RECORDS FOR PROCESSING:
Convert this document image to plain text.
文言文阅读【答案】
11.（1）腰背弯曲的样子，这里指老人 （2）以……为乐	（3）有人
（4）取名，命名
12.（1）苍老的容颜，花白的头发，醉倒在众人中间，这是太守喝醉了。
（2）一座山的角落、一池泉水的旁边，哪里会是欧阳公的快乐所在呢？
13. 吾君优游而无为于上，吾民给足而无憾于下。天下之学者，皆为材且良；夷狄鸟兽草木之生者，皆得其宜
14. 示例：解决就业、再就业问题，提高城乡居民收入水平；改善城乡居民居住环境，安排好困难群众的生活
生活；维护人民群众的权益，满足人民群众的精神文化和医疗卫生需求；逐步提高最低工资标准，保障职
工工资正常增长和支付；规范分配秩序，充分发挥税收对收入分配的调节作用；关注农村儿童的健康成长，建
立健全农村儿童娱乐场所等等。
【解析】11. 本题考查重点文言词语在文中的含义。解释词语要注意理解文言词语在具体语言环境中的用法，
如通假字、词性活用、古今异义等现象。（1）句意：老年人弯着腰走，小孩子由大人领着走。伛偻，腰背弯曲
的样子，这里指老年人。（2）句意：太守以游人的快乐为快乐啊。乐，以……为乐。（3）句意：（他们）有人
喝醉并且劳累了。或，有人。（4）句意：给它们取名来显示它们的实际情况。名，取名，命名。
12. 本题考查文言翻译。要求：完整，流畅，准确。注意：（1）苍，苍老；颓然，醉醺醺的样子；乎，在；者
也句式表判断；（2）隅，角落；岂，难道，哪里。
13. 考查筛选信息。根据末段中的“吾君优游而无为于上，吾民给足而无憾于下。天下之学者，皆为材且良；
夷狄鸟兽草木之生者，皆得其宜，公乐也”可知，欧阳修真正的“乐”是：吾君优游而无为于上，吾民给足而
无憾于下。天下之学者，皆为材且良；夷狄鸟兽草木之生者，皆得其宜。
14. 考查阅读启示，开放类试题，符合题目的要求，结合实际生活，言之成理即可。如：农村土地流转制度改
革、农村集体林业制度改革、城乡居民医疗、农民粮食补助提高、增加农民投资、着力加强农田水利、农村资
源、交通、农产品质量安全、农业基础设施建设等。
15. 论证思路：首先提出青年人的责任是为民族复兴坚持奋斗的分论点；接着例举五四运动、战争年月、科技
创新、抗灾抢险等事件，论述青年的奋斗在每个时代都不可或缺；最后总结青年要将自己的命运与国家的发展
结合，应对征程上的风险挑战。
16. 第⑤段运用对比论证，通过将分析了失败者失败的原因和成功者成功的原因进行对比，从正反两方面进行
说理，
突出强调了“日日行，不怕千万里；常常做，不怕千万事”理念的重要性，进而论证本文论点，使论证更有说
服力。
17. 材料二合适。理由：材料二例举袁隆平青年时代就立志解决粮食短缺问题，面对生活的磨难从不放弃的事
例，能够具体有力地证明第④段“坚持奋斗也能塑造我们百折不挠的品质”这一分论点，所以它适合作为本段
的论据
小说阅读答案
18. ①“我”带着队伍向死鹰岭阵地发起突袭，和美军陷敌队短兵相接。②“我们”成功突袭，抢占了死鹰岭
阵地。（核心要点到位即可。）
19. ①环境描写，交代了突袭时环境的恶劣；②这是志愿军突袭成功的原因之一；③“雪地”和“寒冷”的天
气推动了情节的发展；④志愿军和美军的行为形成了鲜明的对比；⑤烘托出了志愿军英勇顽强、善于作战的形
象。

OBJECTIVE:
Pull out all lines from the entries above that include the word "吾民给足而无憾于下".

WRITTEN RESPONSE:
13. 吾君优游而无为于上，吾民给足而无憾于下。天下之学者，皆为材且良；夷狄鸟兽草木之生者，皆得其宜
13. 考查筛选信息。根据末段中的“吾君优游而无为于上，吾民给足而无憾于下。天下之学者，皆为材且良；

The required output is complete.